Out of the lines below, please list those that hold the string "html".
---------- Source material
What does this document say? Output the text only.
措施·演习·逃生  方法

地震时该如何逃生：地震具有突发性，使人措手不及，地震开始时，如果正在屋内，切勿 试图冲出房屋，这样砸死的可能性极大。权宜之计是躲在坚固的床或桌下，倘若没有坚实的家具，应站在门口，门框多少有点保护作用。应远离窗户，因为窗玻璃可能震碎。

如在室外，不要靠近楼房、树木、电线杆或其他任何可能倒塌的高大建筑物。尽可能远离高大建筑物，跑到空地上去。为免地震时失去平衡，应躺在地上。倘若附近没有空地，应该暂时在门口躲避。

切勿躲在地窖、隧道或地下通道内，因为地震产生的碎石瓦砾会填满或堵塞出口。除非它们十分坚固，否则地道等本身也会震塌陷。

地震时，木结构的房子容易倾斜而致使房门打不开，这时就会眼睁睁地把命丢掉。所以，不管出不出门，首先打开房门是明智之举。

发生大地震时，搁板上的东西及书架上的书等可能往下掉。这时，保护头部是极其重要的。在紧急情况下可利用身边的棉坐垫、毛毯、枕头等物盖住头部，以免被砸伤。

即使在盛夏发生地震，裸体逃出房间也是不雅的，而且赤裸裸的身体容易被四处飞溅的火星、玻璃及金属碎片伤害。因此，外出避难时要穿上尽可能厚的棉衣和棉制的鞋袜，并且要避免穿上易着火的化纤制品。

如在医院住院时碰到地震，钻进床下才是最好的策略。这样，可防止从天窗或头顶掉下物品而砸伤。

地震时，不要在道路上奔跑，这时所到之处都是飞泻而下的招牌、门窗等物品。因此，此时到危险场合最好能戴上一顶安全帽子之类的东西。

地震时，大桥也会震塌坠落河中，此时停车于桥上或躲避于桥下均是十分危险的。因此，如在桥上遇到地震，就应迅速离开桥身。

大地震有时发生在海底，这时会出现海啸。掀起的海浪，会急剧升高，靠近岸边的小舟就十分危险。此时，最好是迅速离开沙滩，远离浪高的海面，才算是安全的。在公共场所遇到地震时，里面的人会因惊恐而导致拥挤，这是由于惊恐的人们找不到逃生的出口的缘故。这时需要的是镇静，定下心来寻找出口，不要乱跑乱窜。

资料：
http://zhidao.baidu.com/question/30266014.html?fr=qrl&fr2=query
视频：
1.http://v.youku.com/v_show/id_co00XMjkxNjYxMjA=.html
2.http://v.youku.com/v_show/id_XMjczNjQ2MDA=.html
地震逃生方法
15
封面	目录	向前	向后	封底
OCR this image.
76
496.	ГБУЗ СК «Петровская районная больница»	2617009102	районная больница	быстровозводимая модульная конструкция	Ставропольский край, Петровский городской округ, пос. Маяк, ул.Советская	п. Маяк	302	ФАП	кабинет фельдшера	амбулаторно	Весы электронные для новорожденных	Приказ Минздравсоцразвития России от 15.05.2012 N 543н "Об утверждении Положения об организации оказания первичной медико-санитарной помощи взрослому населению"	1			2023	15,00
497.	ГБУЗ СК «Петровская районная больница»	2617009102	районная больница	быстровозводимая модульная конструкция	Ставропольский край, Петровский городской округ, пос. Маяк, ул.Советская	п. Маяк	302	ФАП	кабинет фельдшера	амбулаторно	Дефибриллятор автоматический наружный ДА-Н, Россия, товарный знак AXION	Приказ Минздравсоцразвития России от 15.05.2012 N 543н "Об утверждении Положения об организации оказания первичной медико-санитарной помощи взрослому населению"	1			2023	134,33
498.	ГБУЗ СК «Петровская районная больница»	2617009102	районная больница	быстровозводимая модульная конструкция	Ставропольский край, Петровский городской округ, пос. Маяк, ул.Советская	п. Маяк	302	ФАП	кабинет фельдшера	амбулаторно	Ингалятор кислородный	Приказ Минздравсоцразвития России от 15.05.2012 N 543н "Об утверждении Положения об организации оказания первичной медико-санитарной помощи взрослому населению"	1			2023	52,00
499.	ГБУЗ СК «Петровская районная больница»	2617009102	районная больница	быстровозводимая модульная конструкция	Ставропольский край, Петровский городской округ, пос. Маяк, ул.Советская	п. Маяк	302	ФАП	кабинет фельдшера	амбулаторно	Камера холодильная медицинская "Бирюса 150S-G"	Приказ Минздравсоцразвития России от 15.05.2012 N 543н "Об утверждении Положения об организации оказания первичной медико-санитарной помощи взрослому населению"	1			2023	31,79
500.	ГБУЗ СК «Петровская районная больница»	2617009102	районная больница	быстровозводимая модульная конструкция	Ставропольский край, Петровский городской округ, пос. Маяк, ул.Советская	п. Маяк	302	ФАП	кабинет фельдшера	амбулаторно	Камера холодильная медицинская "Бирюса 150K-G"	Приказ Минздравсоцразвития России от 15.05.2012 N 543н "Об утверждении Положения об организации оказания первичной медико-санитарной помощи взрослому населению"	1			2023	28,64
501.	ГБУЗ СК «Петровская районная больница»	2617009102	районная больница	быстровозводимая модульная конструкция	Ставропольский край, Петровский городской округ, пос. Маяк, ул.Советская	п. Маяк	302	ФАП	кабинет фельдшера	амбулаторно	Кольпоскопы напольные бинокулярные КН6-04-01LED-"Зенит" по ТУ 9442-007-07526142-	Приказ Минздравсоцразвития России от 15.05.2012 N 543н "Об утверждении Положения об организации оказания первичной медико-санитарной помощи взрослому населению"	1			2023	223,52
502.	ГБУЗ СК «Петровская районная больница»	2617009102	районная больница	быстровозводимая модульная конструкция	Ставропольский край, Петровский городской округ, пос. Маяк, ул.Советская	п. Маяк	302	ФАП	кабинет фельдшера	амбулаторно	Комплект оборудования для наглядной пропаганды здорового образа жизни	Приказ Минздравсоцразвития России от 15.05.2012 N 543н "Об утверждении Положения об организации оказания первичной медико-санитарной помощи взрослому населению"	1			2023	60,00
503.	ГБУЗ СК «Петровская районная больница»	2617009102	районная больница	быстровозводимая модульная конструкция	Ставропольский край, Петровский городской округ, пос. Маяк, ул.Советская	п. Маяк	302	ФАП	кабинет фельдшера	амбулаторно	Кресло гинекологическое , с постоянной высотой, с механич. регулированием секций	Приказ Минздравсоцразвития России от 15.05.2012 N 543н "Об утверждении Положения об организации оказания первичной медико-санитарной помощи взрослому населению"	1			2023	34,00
--------------------
- Exercise result -
http://zhidao.baidu.com/question/30266014.html?fr=qrl&fr2=query
1.http://v.youku.com/v_show/id_co00XMjkxNjYxMjA=.html
2.http://v.youku.com/v_show/id_XMjczNjQ2MDA=.html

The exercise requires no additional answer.